* begin RECORDS *

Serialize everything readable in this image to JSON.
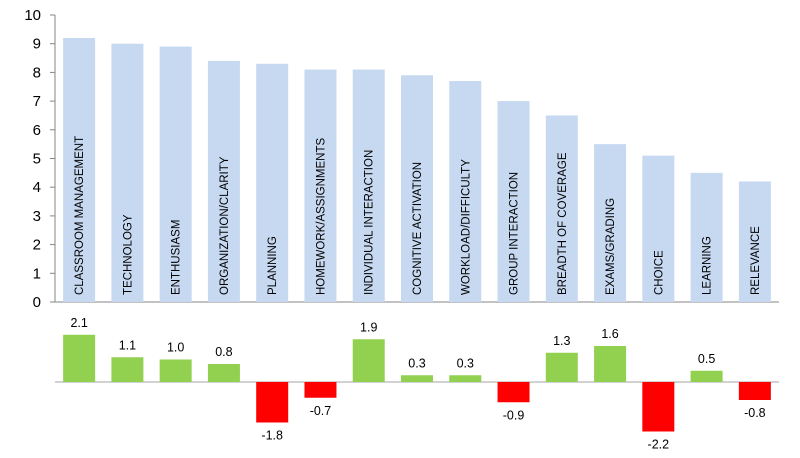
{
  "chart_data": [
    {
      "type": "bar",
      "categories": [
        "CLASSROOM MANAGEMENT",
        "TECHNOLOGY",
        "ENTHUSIASM",
        "ORGANIZATION/CLARITY",
        "PLANNING",
        "HOMEWORK/ASSIGNMENTS",
        "INDIVIDUAL INTERACTION",
        "COGNITIVE ACTIVATION",
        "WORKLOAD/DIFFICULTY",
        "GROUP INTERACTION",
        "BREADTH OF COVERAGE",
        "EXAMS/GRADING",
        "CHOICE",
        "LEARNING",
        "RELEVANCE"
      ],
      "values": [
        9.2,
        9.0,
        8.9,
        8.4,
        8.3,
        8.1,
        8.1,
        7.9,
        7.7,
        7.0,
        6.5,
        5.5,
        5.1,
        4.5,
        4.2
      ],
      "ylim": [
        0,
        10
      ],
      "yticks": [
        "0",
        "1",
        "2",
        "3",
        "4",
        "5",
        "6",
        "7",
        "8",
        "9",
        "10"
      ],
      "bar_color": "#c6d9f1",
      "grid": false
    },
    {
      "type": "bar",
      "values": [
        2.1,
        1.1,
        1.0,
        0.8,
        -1.8,
        -0.7,
        1.9,
        0.3,
        0.3,
        -0.9,
        1.3,
        1.6,
        -2.2,
        0.5,
        -0.8
      ],
      "labels": [
        "2.1",
        "1.1",
        "1.0",
        "0.8",
        "-1.8",
        "-0.7",
        "1.9",
        "0.3",
        "0.3",
        "-0.9",
        "1.3",
        "1.6",
        "-2.2",
        "0.5",
        "-0.8"
      ],
      "positive_color": "#92d050",
      "negative_color": "#ff0000",
      "ylim": [
        -2.5,
        2.5
      ]
    }
  ]
}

* end RECORDS *

- WHAT YOU SHOULD DO:
Repeat all of the entries word for word, but omit the pictures.

- RESULT:
Serialize everything readable in this image to JSON.
{
  "chart_data": [
    {
      "type": "bar",
      "categories": [
        "CLASSROOM MANAGEMENT",
        "TECHNOLOGY",
        "ENTHUSIASM",
        "ORGANIZATION/CLARITY",
        "PLANNING",
        "HOMEWORK/ASSIGNMENTS",
        "INDIVIDUAL INTERACTION",
        "COGNITIVE ACTIVATION",
        "WORKLOAD/DIFFICULTY",
        "GROUP INTERACTION",
        "BREADTH OF COVERAGE",
        "EXAMS/GRADING",
        "CHOICE",
        "LEARNING",
        "RELEVANCE"
      ],
      "values": [
        9.2,
        9.0,
        8.9,
        8.4,
        8.3,
        8.1,
        8.1,
        7.9,
        7.7,
        7.0,
        6.5,
        5.5,
        5.1,
        4.5,
        4.2
      ],
      "ylim": [
        0,
        10
      ],
      "yticks": [
        "0",
        "1",
        "2",
        "3",
        "4",
        "5",
        "6",
        "7",
        "8",
        "9",
        "10"
      ],
      "bar_color": "#c6d9f1",
      "grid": false
    },
    {
      "type": "bar",
      "values": [
        2.1,
        1.1,
        1.0,
        0.8,
        -1.8,
        -0.7,
        1.9,
        0.3,
        0.3,
        -0.9,
        1.3,
        1.6,
        -2.2,
        0.5,
        -0.8
      ],
      "labels": [
        "2.1",
        "1.1",
        "1.0",
        "0.8",
        "-1.8",
        "-0.7",
        "1.9",
        "0.3",
        "0.3",
        "-0.9",
        "1.3",
        "1.6",
        "-2.2",
        "0.5",
        "-0.8"
      ],
      "positive_color": "#92d050",
      "negative_color": "#ff0000",
      "ylim": [
        -2.5,
        2.5
      ]
    }
  ]
}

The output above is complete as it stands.